**Written request:**
As an exercise in exact copying, transcribe the lines below from the one holding "OCR this image." through the last, with both ends included and pictures left out.

**Entries taken from a collection:**
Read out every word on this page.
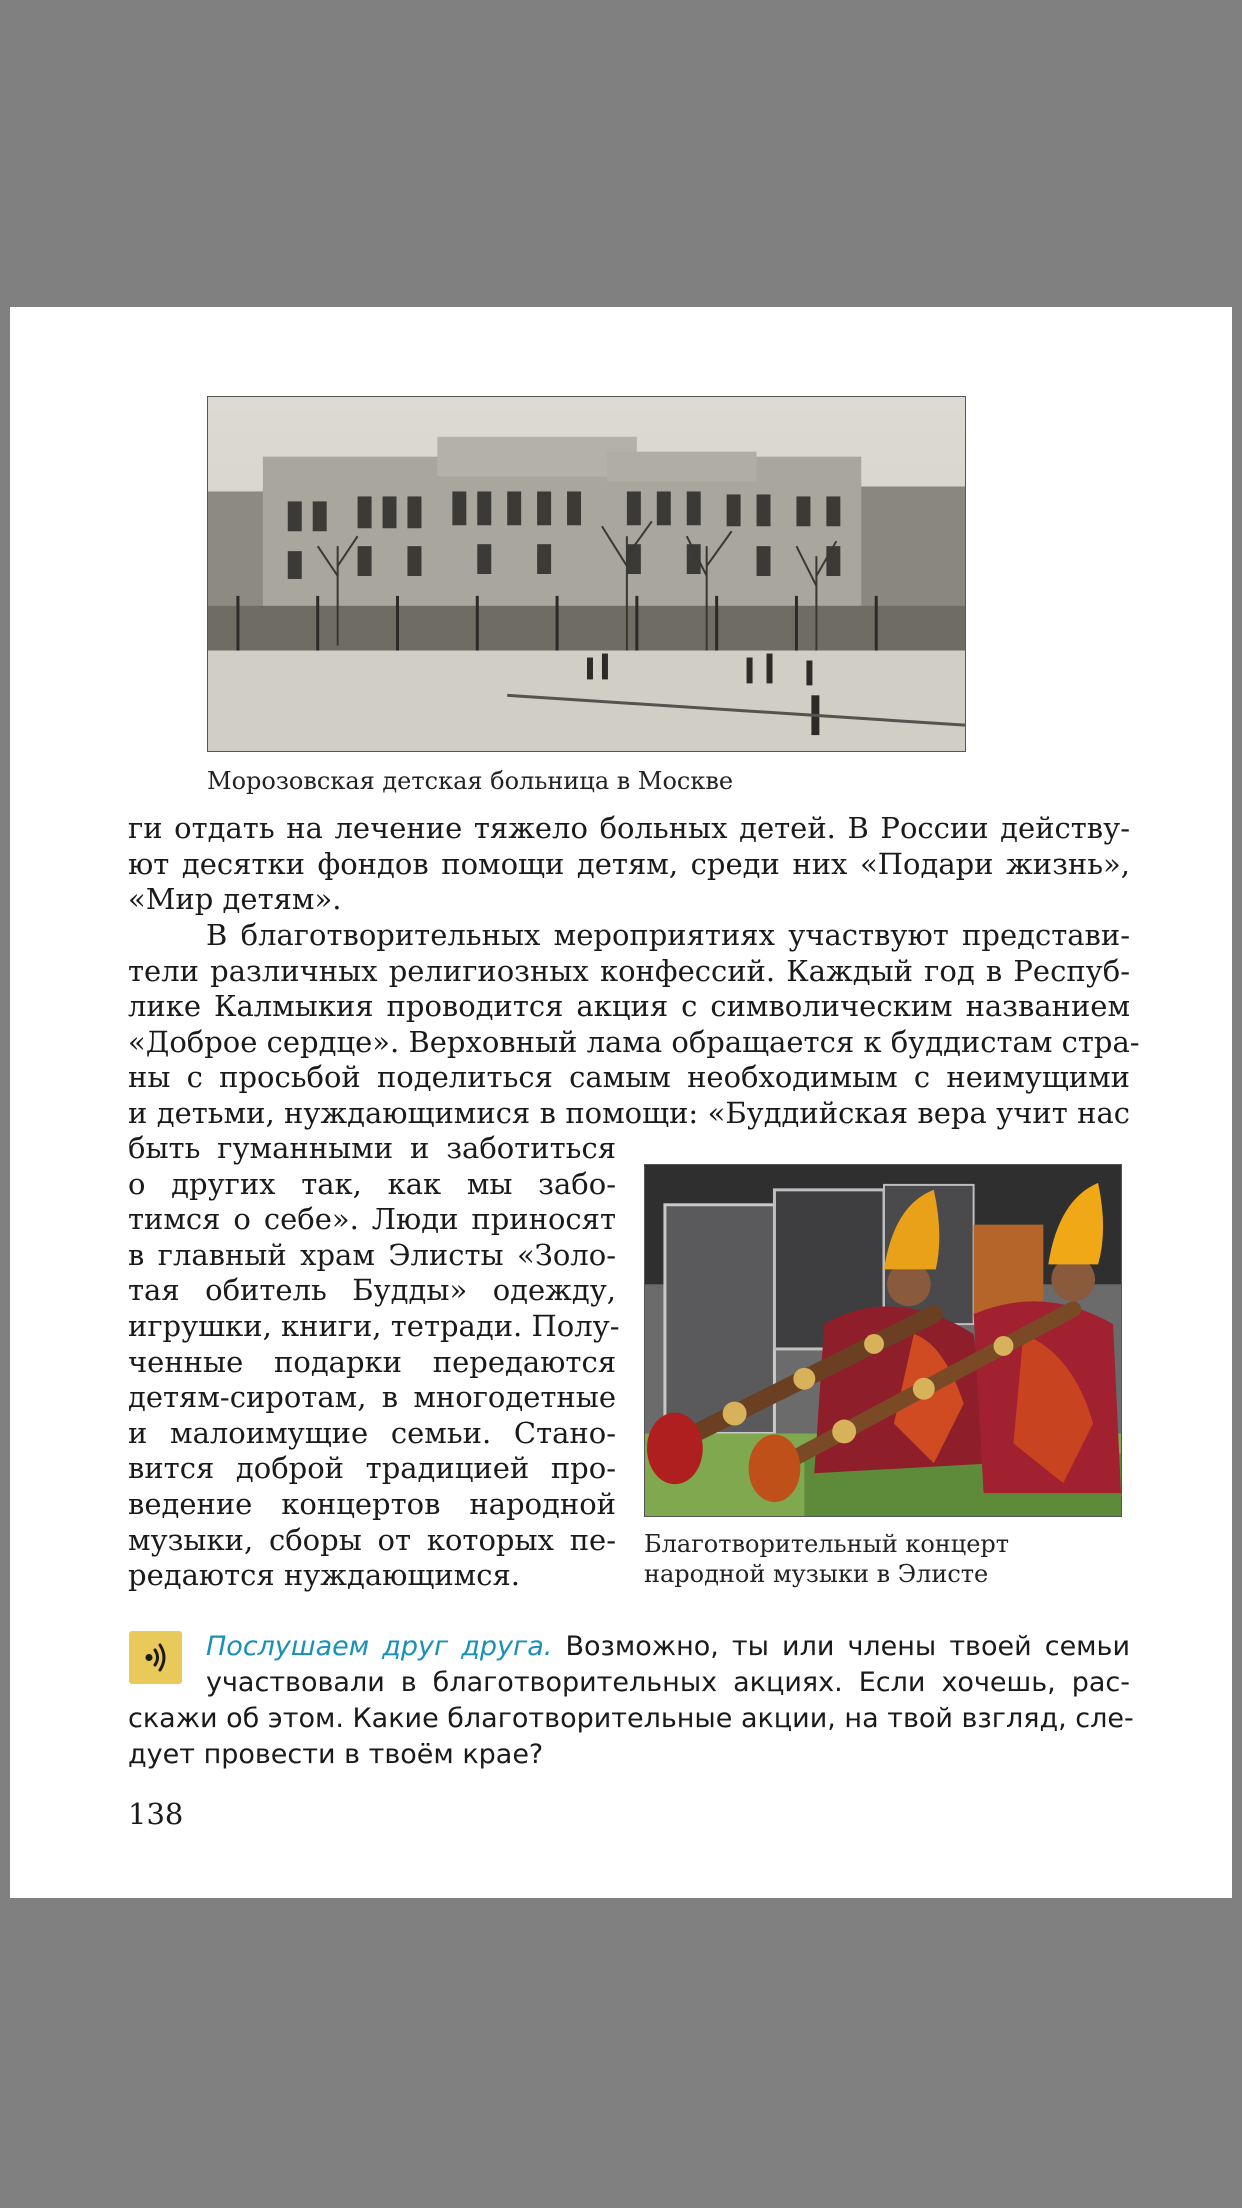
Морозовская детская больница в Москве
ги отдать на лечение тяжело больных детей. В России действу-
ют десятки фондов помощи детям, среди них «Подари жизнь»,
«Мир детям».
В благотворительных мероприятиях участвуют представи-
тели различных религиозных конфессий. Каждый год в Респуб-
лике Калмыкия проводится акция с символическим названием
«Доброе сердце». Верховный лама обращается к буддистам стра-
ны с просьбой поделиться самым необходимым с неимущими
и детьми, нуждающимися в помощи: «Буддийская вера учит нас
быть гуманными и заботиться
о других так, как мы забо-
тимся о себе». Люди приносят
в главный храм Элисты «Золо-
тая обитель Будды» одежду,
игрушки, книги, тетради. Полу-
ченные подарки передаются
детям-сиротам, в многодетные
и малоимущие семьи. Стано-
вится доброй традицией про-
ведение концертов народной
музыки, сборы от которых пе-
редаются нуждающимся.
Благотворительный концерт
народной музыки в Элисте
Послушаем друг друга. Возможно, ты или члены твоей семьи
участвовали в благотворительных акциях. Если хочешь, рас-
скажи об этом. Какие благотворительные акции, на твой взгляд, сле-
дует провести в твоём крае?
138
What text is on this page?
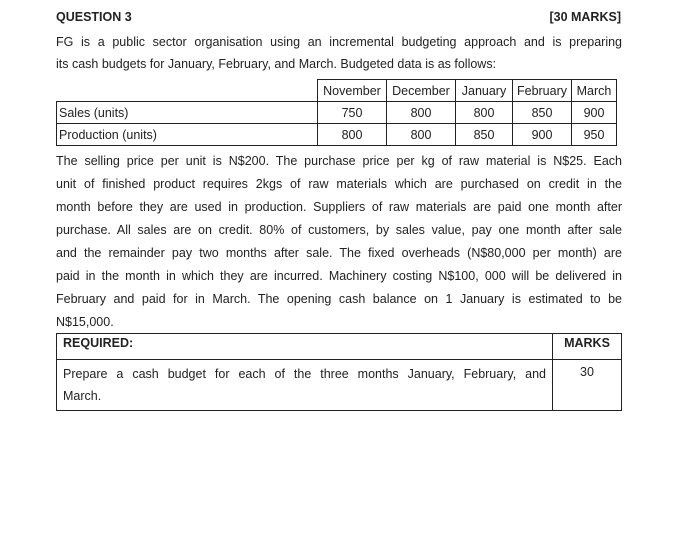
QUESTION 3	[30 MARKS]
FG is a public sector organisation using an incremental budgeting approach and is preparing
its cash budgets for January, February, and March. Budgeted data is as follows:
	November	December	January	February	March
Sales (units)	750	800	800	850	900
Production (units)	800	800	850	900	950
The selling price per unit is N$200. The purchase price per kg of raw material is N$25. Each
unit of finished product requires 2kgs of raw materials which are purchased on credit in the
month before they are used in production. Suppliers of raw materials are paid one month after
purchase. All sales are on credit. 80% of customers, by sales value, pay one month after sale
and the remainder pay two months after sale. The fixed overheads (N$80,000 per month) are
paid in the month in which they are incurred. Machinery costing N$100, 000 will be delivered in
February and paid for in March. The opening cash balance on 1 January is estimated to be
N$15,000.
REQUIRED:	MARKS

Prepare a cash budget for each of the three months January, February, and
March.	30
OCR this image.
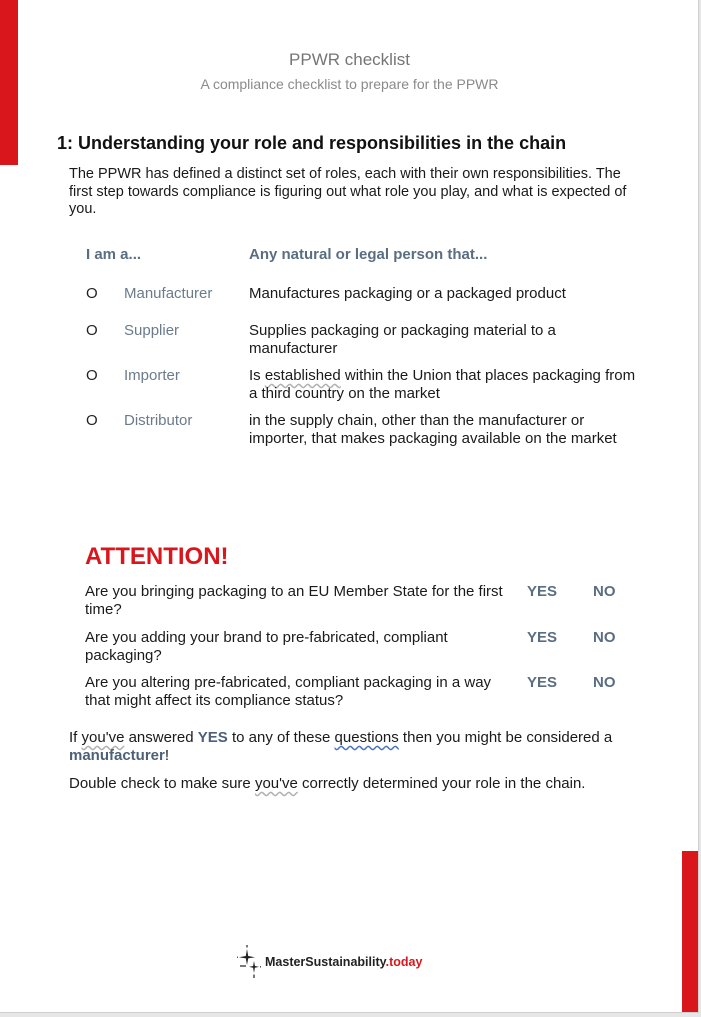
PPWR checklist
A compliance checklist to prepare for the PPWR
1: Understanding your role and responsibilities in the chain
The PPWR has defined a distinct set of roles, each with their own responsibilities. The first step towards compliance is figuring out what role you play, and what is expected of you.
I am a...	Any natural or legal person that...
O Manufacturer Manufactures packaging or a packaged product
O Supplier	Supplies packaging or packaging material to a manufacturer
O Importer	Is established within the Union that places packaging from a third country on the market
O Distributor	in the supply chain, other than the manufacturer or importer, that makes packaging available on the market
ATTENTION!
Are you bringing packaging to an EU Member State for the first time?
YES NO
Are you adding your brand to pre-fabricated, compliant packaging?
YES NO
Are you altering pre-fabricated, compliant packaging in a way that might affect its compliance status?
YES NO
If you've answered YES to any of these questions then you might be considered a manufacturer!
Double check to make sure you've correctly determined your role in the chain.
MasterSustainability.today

**Reply to the task:**
OCR this image.
PPWR checklist
A compliance checklist to prepare for the PPWR
1: Understanding your role and responsibilities in the chain
The PPWR has defined a distinct set of roles, each with their own responsibilities. The first step towards compliance is figuring out what role you play, and what is expected of you.
I am a...	Any natural or legal person that...
O Manufacturer Manufactures packaging or a packaged product
O Supplier	Supplies packaging or packaging material to a manufacturer
O Importer	Is established within the Union that places packaging from a third country on the market
O Distributor	in the supply chain, other than the manufacturer or importer, that makes packaging available on the market
ATTENTION!
Are you bringing packaging to an EU Member State for the first time?
YES NO
Are you adding your brand to pre-fabricated, compliant packaging?
YES NO
Are you altering pre-fabricated, compliant packaging in a way that might affect its compliance status?
YES NO
If you've answered YES to any of these questions then you might be considered a manufacturer!
Double check to make sure you've correctly determined your role in the chain.
MasterSustainability.today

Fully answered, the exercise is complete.